| RECORDS PROVIDED |
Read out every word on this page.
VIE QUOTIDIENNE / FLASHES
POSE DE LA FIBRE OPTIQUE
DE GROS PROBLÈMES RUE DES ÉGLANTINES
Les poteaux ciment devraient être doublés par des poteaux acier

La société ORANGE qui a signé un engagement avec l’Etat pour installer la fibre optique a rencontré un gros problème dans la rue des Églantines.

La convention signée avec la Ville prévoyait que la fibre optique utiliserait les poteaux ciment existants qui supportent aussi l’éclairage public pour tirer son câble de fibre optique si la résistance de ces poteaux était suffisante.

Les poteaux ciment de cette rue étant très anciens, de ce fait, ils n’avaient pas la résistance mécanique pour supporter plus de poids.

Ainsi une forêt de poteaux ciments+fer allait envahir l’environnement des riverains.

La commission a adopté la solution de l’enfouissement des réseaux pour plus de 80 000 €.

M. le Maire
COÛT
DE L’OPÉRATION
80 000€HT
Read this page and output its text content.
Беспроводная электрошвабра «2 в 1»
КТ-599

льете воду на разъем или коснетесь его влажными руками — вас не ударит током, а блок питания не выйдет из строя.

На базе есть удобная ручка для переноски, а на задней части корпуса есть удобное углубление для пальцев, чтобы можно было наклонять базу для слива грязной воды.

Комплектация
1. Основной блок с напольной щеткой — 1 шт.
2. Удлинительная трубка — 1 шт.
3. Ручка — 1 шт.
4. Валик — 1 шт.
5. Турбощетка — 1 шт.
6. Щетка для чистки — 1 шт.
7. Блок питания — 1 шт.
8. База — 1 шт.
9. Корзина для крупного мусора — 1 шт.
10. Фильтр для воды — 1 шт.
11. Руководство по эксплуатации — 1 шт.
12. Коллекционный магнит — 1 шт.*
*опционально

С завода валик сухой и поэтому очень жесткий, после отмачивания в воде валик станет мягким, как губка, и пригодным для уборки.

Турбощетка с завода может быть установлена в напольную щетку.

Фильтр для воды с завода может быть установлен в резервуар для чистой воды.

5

| EXERCISE DIRECTIONS |
Every record shown above must be echoed exactly.

| EXERCISE ANSWER |
Read out every word on this page.
VIE QUOTIDIENNE / FLASHES
POSE DE LA FIBRE OPTIQUE
DE GROS PROBLÈMES RUE DES ÉGLANTINES
Les poteaux ciment devraient être doublés par des poteaux acier

La société ORANGE qui a signé un engagement avec l’Etat pour installer la fibre optique a rencontré un gros problème dans la rue des Églantines.

La convention signée avec la Ville prévoyait que la fibre optique utiliserait les poteaux ciment existants qui supportent aussi l’éclairage public pour tirer son câble de fibre optique si la résistance de ces poteaux était suffisante.

Les poteaux ciment de cette rue étant très anciens, de ce fait, ils n’avaient pas la résistance mécanique pour supporter plus de poids.

Ainsi une forêt de poteaux ciments+fer allait envahir l’environnement des riverains.

La commission a adopté la solution de l’enfouissement des réseaux pour plus de 80 000 €.

M. le Maire
COÛT
DE L’OPÉRATION
80 000€HT
Read this page and output its text content.
Беспроводная электрошвабра «2 в 1»
КТ-599

льете воду на разъем или коснетесь его влажными руками — вас не ударит током, а блок питания не выйдет из строя.

На базе есть удобная ручка для переноски, а на задней части корпуса есть удобное углубление для пальцев, чтобы можно было наклонять базу для слива грязной воды.

Комплектация
1. Основной блок с напольной щеткой — 1 шт.
2. Удлинительная трубка — 1 шт.
3. Ручка — 1 шт.
4. Валик — 1 шт.
5. Турбощетка — 1 шт.
6. Щетка для чистки — 1 шт.
7. Блок питания — 1 шт.
8. База — 1 шт.
9. Корзина для крупного мусора — 1 шт.
10. Фильтр для воды — 1 шт.
11. Руководство по эксплуатации — 1 шт.
12. Коллекционный магнит — 1 шт.*
*опционально

С завода валик сухой и поэтому очень жесткий, после отмачивания в воде валик станет мягким, как губка, и пригодным для уборки.

Турбощетка с завода может быть установлена в напольную щетку.

Фильтр для воды с завода может быть установлен в резервуар для чистой воды.

5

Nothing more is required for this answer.